▶ _Exercise instructions_: Look through the material and copy each line holding "along".

▶ _Data shown_:
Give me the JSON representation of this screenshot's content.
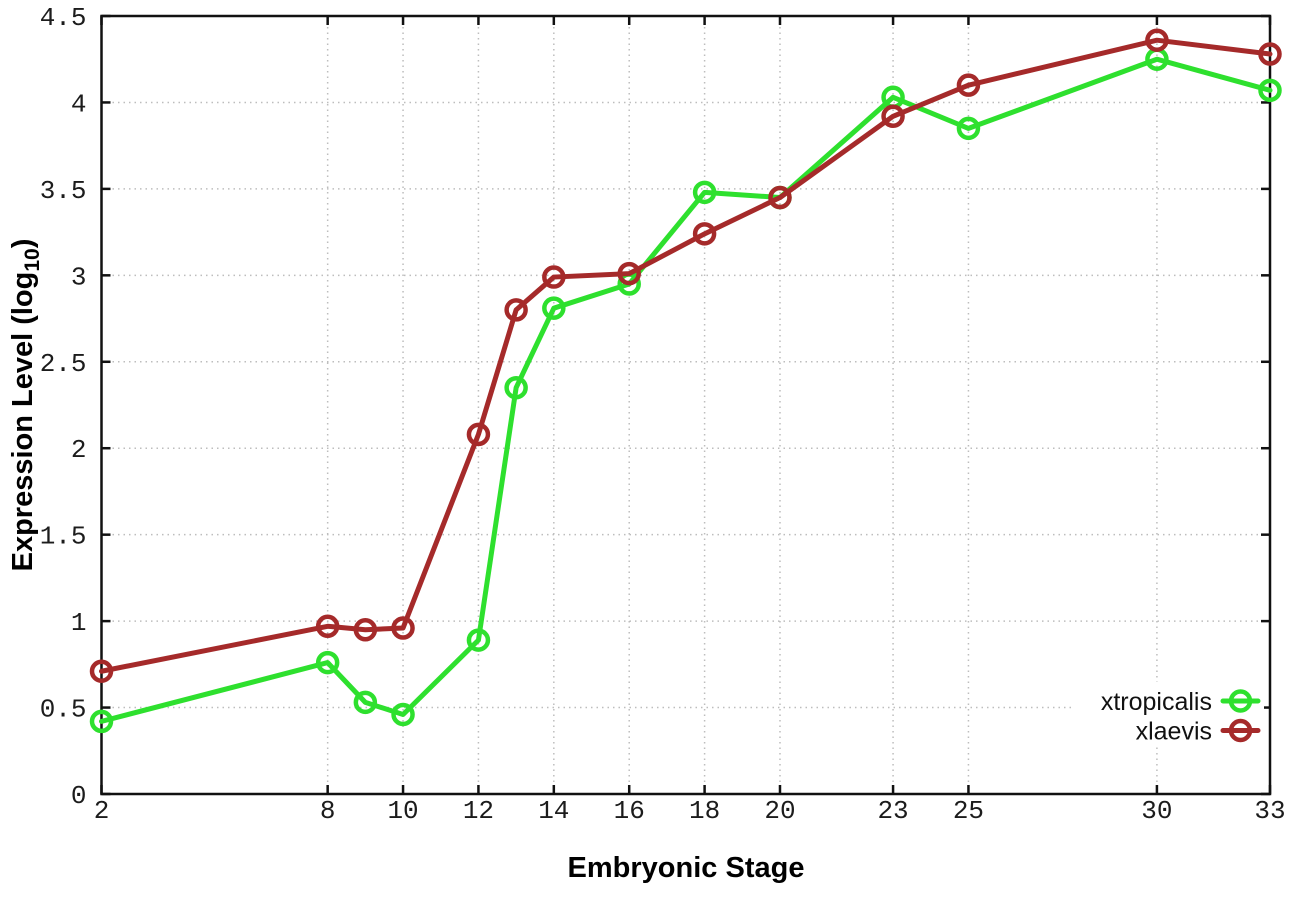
{
  "chart_data": {
    "type": "line",
    "title": "",
    "xlabel": "Embryonic Stage",
    "ylabel": "Expression Level (log10)",
    "ylabel_parts": {
      "prefix": "Expression Level (log",
      "sub": "10",
      "suffix": ")"
    },
    "x": [
      2,
      8,
      9,
      10,
      12,
      13,
      14,
      16,
      18,
      20,
      23,
      25,
      30,
      33
    ],
    "series": [
      {
        "name": "xtropicalis",
        "color": "#2ee02e",
        "values": [
          0.42,
          0.76,
          0.53,
          0.46,
          0.89,
          2.35,
          2.81,
          2.95,
          3.48,
          3.45,
          4.03,
          3.85,
          4.25,
          4.07
        ]
      },
      {
        "name": "xlaevis",
        "color": "#a52a2a",
        "values": [
          0.71,
          0.97,
          0.95,
          0.96,
          2.08,
          2.8,
          2.99,
          3.01,
          3.24,
          3.45,
          3.92,
          4.1,
          4.36,
          4.28
        ]
      }
    ],
    "xlim": [
      2,
      33
    ],
    "ylim": [
      0,
      4.5
    ],
    "x_ticks": [
      2,
      8,
      10,
      12,
      14,
      16,
      18,
      20,
      23,
      25,
      30,
      33
    ],
    "x_tick_labels": [
      "2",
      "8",
      "10",
      "12",
      "14",
      "16",
      "18",
      "20",
      "23",
      "25",
      "30",
      "33"
    ],
    "y_ticks": [
      0,
      0.5,
      1,
      1.5,
      2,
      2.5,
      3,
      3.5,
      4,
      4.5
    ],
    "y_tick_labels": [
      "0",
      "0.5",
      "1",
      "1.5",
      "2",
      "2.5",
      "3",
      "3.5",
      "4",
      "4.5"
    ],
    "grid": true,
    "grid_style": "dotted",
    "grid_color": "#bdbdbd",
    "axis_color": "#111111",
    "background": "#ffffff",
    "legend_position": "bottom-right-inside",
    "legend": [
      "xtropicalis",
      "xlaevis"
    ],
    "marker": "open-circle"
  }
}
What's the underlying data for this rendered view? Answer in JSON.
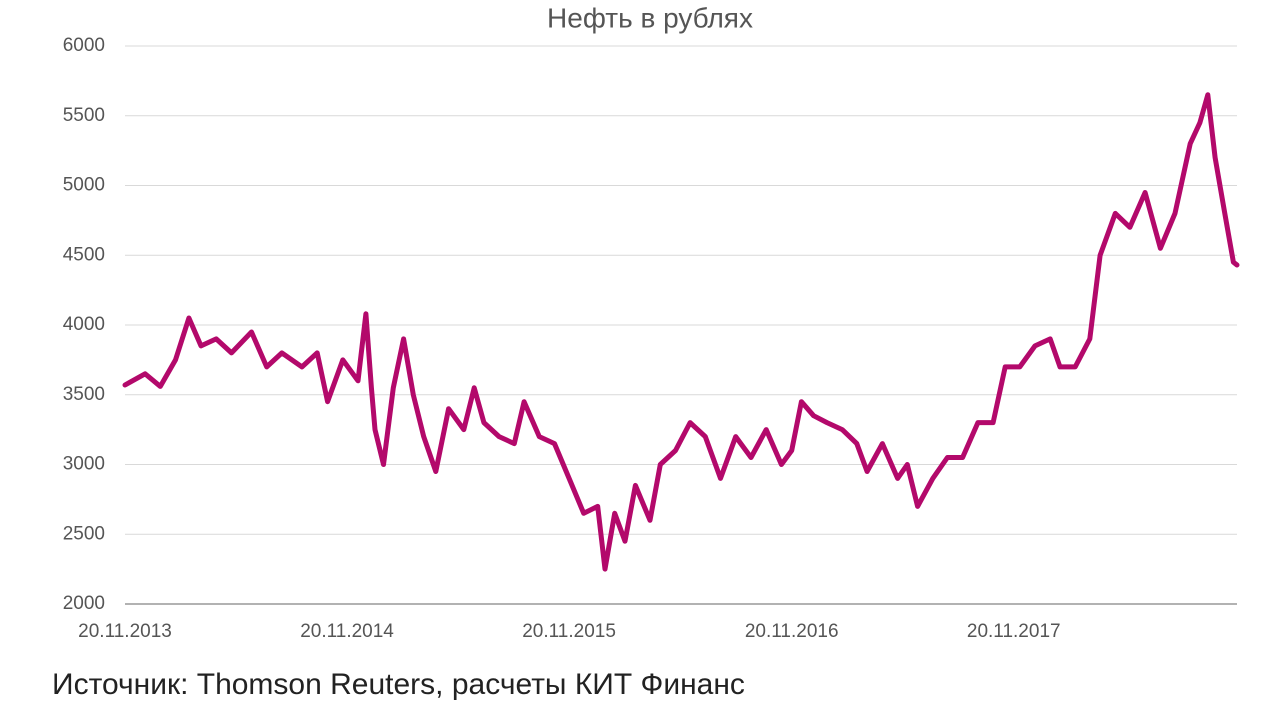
{
  "chart_data": {
    "type": "line",
    "title": "Нефть в рублях",
    "source": "Источник: Thomson Reuters, расчеты КИТ Финанс",
    "color": "#b3096b",
    "grid": true,
    "xlim": [
      "2013-11-20",
      "2018-11-22"
    ],
    "xticks": [
      {
        "value": "2013-11-20",
        "label": "20.11.2013"
      },
      {
        "value": "2014-11-20",
        "label": "20.11.2014"
      },
      {
        "value": "2015-11-20",
        "label": "20.11.2015"
      },
      {
        "value": "2016-11-20",
        "label": "20.11.2016"
      },
      {
        "value": "2017-11-20",
        "label": "20.11.2017"
      }
    ],
    "ylim": [
      2000,
      6000
    ],
    "yticks": [
      2000,
      2500,
      3000,
      3500,
      4000,
      4500,
      5000,
      5500,
      6000
    ],
    "x": [
      "2013-11-20",
      "2013-12-23",
      "2014-01-17",
      "2014-02-11",
      "2014-03-05",
      "2014-03-25",
      "2014-04-19",
      "2014-05-14",
      "2014-06-16",
      "2014-07-11",
      "2014-08-05",
      "2014-09-07",
      "2014-10-02",
      "2014-10-19",
      "2014-11-13",
      "2014-12-08",
      "2014-12-21",
      "2014-12-30",
      "2015-01-05",
      "2015-01-19",
      "2015-02-04",
      "2015-02-21",
      "2015-03-09",
      "2015-03-26",
      "2015-04-15",
      "2015-05-06",
      "2015-05-31",
      "2015-06-17",
      "2015-07-03",
      "2015-07-28",
      "2015-08-22",
      "2015-09-07",
      "2015-10-02",
      "2015-10-27",
      "2015-11-20",
      "2015-12-14",
      "2016-01-06",
      "2016-01-18",
      "2016-02-03",
      "2016-02-20",
      "2016-03-08",
      "2016-04-01",
      "2016-04-18",
      "2016-05-13",
      "2016-06-06",
      "2016-07-01",
      "2016-07-26",
      "2016-08-20",
      "2016-09-14",
      "2016-10-09",
      "2016-11-03",
      "2016-11-20",
      "2016-12-06",
      "2016-12-26",
      "2017-01-17",
      "2017-02-11",
      "2017-03-07",
      "2017-03-24",
      "2017-04-18",
      "2017-05-13",
      "2017-05-29",
      "2017-06-15",
      "2017-07-10",
      "2017-08-03",
      "2017-08-28",
      "2017-09-22",
      "2017-10-17",
      "2017-11-06",
      "2017-11-30",
      "2017-12-25",
      "2018-01-19",
      "2018-02-04",
      "2018-03-01",
      "2018-03-25",
      "2018-04-11",
      "2018-05-06",
      "2018-05-30",
      "2018-06-24",
      "2018-07-19",
      "2018-08-12",
      "2018-09-06",
      "2018-09-22",
      "2018-10-05",
      "2018-10-17",
      "2018-11-02",
      "2018-11-16",
      "2018-11-22"
    ],
    "values": [
      3570,
      3650,
      3560,
      3750,
      4050,
      3850,
      3900,
      3800,
      3950,
      3700,
      3800,
      3700,
      3800,
      3450,
      3750,
      3600,
      4080,
      3550,
      3250,
      3000,
      3550,
      3900,
      3500,
      3200,
      2950,
      3400,
      3250,
      3550,
      3300,
      3200,
      3150,
      3450,
      3200,
      3150,
      2900,
      2650,
      2700,
      2250,
      2650,
      2450,
      2850,
      2600,
      3000,
      3100,
      3300,
      3200,
      2900,
      3200,
      3050,
      3250,
      3000,
      3100,
      3450,
      3350,
      3300,
      3250,
      3150,
      2950,
      3150,
      2900,
      3000,
      2700,
      2900,
      3050,
      3050,
      3300,
      3300,
      3700,
      3700,
      3850,
      3900,
      3700,
      3700,
      3900,
      4500,
      4800,
      4700,
      4950,
      4550,
      4800,
      5300,
      5450,
      5650,
      5200,
      4800,
      4450,
      4430
    ]
  }
}
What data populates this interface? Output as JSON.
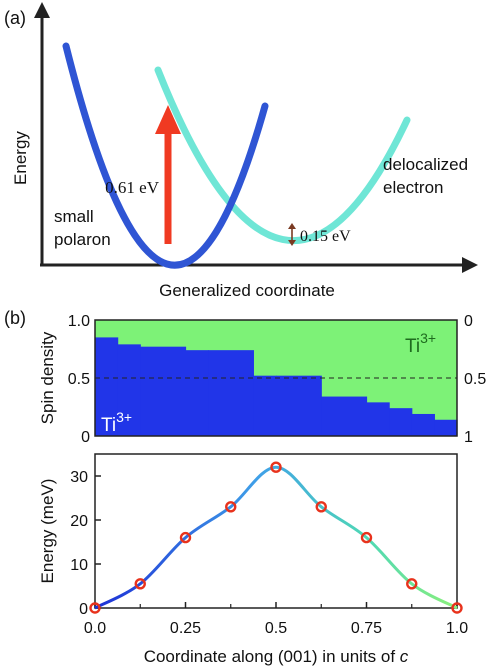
{
  "panel_a": {
    "label": "(a)",
    "ylabel": "Energy",
    "xlabel": "Generalized coordinate",
    "label_small": "small",
    "label_polaron": "polaron",
    "label_delocalized": "delocalized",
    "label_electron": "electron",
    "gap_label": "0.61 eV",
    "offset_label": "0.15 eV",
    "colors": {
      "polaron": "#2f55d4",
      "electron": "#6fe6d6",
      "arrow": "#f03a22"
    }
  },
  "panel_b": {
    "label": "(b)",
    "spin": {
      "ylabel": "Spin density",
      "left_ticks": [
        "1.0",
        "0.5",
        "0"
      ],
      "right_ticks": [
        "0",
        "0.5",
        "1"
      ],
      "ti_label": "Ti",
      "ti_sup": "3+",
      "colors": {
        "blue": "#2135e8",
        "green": "#7df277"
      }
    },
    "energy": {
      "ylabel": "Energy  (meV)",
      "xlabel_main": "Coordinate along (001) in units of ",
      "xlabel_italic": "c",
      "yticks": [
        "0",
        "10",
        "20",
        "30"
      ],
      "xticks": [
        "0.0",
        "0.25",
        "0.5",
        "0.75",
        "1.0"
      ]
    }
  },
  "chart_data": [
    {
      "type": "line",
      "title": "",
      "xlabel": "Generalized coordinate",
      "ylabel": "Energy",
      "series": [
        {
          "name": "small polaron",
          "shape": "parabola",
          "relative_minimum_ev": 0.0
        },
        {
          "name": "delocalized electron",
          "shape": "parabola",
          "relative_minimum_ev": 0.15
        }
      ],
      "annotations": [
        {
          "text": "0.61 eV",
          "type": "vertical-arrow",
          "value_ev": 0.61
        },
        {
          "text": "0.15 eV",
          "type": "double-arrow",
          "value_ev": 0.15
        }
      ]
    },
    {
      "type": "area",
      "ylabel": "Spin density",
      "ylim": [
        0,
        1
      ],
      "x": [
        0.0,
        0.0625,
        0.125,
        0.25,
        0.3125,
        0.4375,
        0.5,
        0.625,
        0.75,
        0.8125,
        0.875,
        0.9375,
        1.0
      ],
      "series": [
        {
          "values": [
            0.85,
            0.79,
            0.77,
            0.74,
            0.74,
            0.52,
            0.52,
            0.34,
            0.29,
            0.24,
            0.19,
            0.14,
            0.14
          ]
        }
      ]
    },
    {
      "type": "line",
      "xlabel": "Coordinate along (001) in units of c",
      "ylabel": "Energy  (meV)",
      "xlim": [
        0,
        1
      ],
      "ylim": [
        0,
        35
      ],
      "series": [
        {
          "x": [
            0.0,
            0.125,
            0.25,
            0.375,
            0.5,
            0.625,
            0.75,
            0.875,
            1.0
          ],
          "values": [
            0,
            5.5,
            16,
            23,
            32,
            23,
            16,
            5.5,
            0
          ]
        }
      ]
    }
  ]
}
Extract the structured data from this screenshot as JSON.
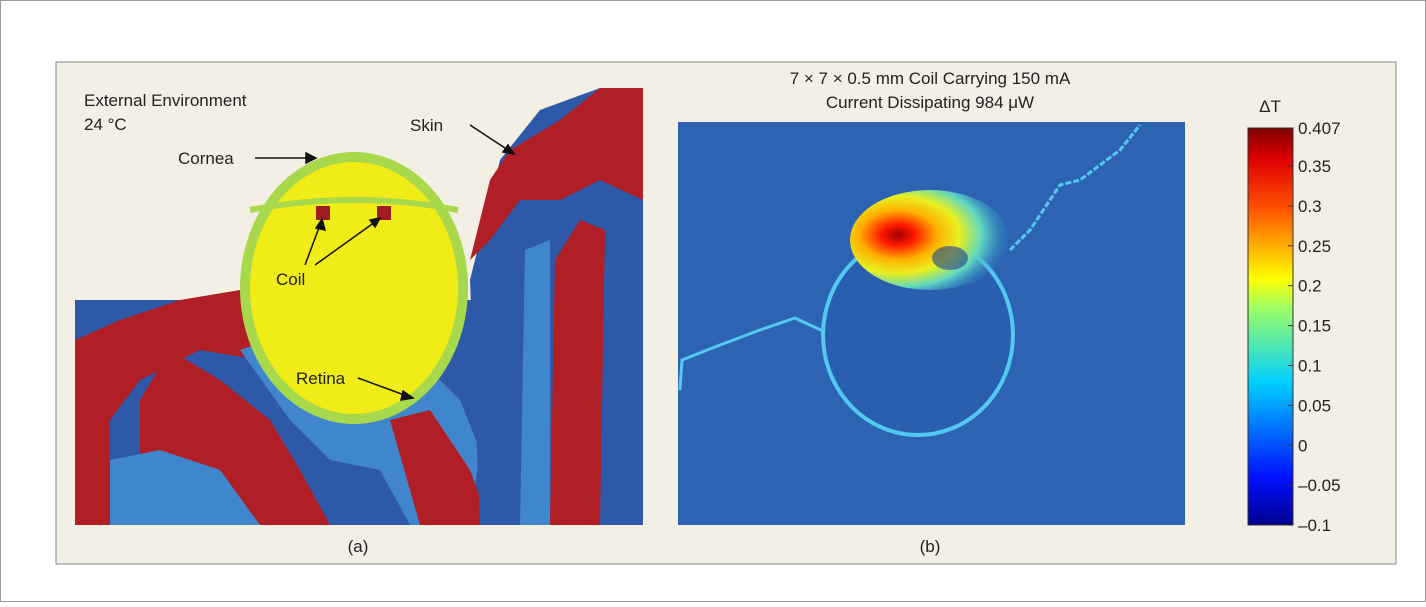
{
  "panel_a": {
    "environment": [
      "External Environment",
      "24 °C"
    ],
    "labels": {
      "skin": "Skin",
      "cornea": "Cornea",
      "coil": "Coil",
      "retina": "Retina"
    },
    "caption": "(a)"
  },
  "panel_b": {
    "title": [
      "7 × 7 × 0.5 mm Coil Carrying 150 mA",
      "Current Dissipating 984 μW"
    ],
    "caption": "(b)"
  },
  "colorbar": {
    "label": "ΔT",
    "ticks": [
      "0.407",
      "0.35",
      "0.3",
      "0.25",
      "0.2",
      "0.15",
      "0.1",
      "0.05",
      "0",
      "–0.05",
      "–0.1"
    ]
  }
}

▶ _Written answer_:
      "xlabel_main": "Coordinate along (001) in units of ",
      "xlabel": "Coordinate along (001) in units of c",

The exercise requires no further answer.